--- The exercise ---
Your task is to reproduce the entries below word for word.

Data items
══════
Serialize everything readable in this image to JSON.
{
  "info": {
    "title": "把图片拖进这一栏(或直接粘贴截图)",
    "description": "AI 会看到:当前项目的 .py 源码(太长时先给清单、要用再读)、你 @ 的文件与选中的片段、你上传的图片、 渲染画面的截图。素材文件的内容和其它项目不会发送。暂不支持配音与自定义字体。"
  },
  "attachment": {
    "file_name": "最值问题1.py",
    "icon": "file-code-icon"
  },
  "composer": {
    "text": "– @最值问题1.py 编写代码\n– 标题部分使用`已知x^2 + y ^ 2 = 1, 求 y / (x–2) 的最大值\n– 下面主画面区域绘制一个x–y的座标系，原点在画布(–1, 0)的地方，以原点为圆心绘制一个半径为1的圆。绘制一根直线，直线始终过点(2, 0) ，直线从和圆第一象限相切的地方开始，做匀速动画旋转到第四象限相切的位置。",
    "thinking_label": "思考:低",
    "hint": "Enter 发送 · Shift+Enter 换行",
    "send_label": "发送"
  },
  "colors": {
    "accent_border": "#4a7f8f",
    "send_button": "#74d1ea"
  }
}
══════
--- Full response ---
Serialize everything readable in this image to JSON.
{
  "info": {
    "title": "把图片拖进这一栏(或直接粘贴截图)",
    "description": "AI 会看到:当前项目的 .py 源码(太长时先给清单、要用再读)、你 @ 的文件与选中的片段、你上传的图片、 渲染画面的截图。素材文件的内容和其它项目不会发送。暂不支持配音与自定义字体。"
  },
  "attachment": {
    "file_name": "最值问题1.py",
    "icon": "file-code-icon"
  },
  "composer": {
    "text": "– @最值问题1.py 编写代码\n– 标题部分使用`已知x^2 + y ^ 2 = 1, 求 y / (x–2) 的最大值\n– 下面主画面区域绘制一个x–y的座标系，原点在画布(–1, 0)的地方，以原点为圆心绘制一个半径为1的圆。绘制一根直线，直线始终过点(2, 0) ，直线从和圆第一象限相切的地方开始，做匀速动画旋转到第四象限相切的位置。",
    "thinking_label": "思考:低",
    "hint": "Enter 发送 · Shift+Enter 换行",
    "send_label": "发送"
  },
  "colors": {
    "accent_border": "#4a7f8f",
    "send_button": "#74d1ea"
  }
}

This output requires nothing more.